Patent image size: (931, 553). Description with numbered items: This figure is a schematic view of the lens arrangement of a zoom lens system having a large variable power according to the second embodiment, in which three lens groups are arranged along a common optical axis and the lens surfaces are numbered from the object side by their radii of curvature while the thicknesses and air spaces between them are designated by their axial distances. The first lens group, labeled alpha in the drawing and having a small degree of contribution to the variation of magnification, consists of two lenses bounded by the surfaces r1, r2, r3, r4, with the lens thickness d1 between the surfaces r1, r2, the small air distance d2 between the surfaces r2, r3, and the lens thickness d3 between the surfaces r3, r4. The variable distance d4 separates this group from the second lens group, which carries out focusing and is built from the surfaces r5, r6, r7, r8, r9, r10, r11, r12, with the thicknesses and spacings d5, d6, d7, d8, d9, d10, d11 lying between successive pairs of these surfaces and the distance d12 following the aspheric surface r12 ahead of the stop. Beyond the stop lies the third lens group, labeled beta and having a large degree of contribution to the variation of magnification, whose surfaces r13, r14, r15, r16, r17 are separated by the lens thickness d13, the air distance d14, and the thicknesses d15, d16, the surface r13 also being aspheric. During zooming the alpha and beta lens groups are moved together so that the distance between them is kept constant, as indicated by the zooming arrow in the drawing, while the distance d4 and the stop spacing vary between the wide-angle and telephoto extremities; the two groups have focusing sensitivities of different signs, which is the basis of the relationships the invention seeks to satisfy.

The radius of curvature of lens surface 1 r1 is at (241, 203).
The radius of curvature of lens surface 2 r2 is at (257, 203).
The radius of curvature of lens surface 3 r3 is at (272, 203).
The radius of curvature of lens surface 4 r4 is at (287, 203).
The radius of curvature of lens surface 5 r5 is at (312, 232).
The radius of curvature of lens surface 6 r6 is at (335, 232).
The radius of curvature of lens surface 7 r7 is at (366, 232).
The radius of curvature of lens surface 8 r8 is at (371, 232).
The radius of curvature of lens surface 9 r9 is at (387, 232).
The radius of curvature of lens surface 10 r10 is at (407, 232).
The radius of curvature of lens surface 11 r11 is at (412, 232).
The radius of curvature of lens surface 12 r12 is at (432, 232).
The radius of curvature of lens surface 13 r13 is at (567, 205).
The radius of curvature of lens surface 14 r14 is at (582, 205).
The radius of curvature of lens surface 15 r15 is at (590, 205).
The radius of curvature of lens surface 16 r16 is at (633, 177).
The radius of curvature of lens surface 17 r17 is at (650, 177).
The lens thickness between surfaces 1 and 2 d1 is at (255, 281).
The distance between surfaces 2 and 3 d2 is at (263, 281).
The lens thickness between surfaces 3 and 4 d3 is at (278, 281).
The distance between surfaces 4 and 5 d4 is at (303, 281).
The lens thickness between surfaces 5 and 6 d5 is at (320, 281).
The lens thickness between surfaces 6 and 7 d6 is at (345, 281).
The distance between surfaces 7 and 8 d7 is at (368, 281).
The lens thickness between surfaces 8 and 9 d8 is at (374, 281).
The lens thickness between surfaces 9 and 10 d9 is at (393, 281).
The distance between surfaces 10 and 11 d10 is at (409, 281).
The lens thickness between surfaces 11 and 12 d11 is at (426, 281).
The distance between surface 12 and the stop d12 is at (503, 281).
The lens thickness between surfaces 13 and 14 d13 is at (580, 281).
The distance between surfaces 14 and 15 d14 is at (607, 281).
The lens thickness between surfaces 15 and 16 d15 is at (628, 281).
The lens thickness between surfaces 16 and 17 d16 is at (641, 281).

▶ GIVEN TASK
Pick out each line in the listing above that contains the word "stop", treating uppercase and lowercase as different.

▶ SOLUTION FOR THIS EXERCISE
Patent image size: (931, 553). Description with numbered items: This figure is a schematic view of the lens arrangement of a zoom lens system having a large variable power according to the second embodiment, in which three lens groups are arranged along a common optical axis and the lens surfaces are numbered from the object side by their radii of curvature while the thicknesses and air spaces between them are designated by their axial distances. The first lens group, labeled alpha in the drawing and having a small degree of contribution to the variation of magnification, consists of two lenses bounded by the surfaces r1, r2, r3, r4, with the lens thickness d1 between the surfaces r1, r2, the small air distance d2 between the surfaces r2, r3, and the lens thickness d3 between the surfaces r3, r4. The variable distance d4 separates this group from the second lens group, which carries out focusing and is built from the surfaces r5, r6, r7, r8, r9, r10, r11, r12, with the thicknesses and spacings d5, d6, d7, d8, d9, d10, d11 lying between successive pairs of these surfaces and the distance d12 following the aspheric surface r12 ahead of the stop. Beyond the stop lies the third lens group, labeled beta and having a large degree of contribution to the variation of magnification, whose surfaces r13, r14, r15, r16, r17 are separated by the lens thickness d13, the air distance d14, and the thicknesses d15, d16, the surface r13 also being aspheric. During zooming the alpha and beta lens groups are moved together so that the distance between them is kept constant, as indicated by the zooming arrow in the drawing, while the distance d4 and the stop spacing vary between the wide-angle and telephoto extremities; the two groups have focusing sensitivities of different signs, which is the basis of the relationships the invention seeks to satisfy.
The distance between surface 12 and the stop d12 is at (503, 281).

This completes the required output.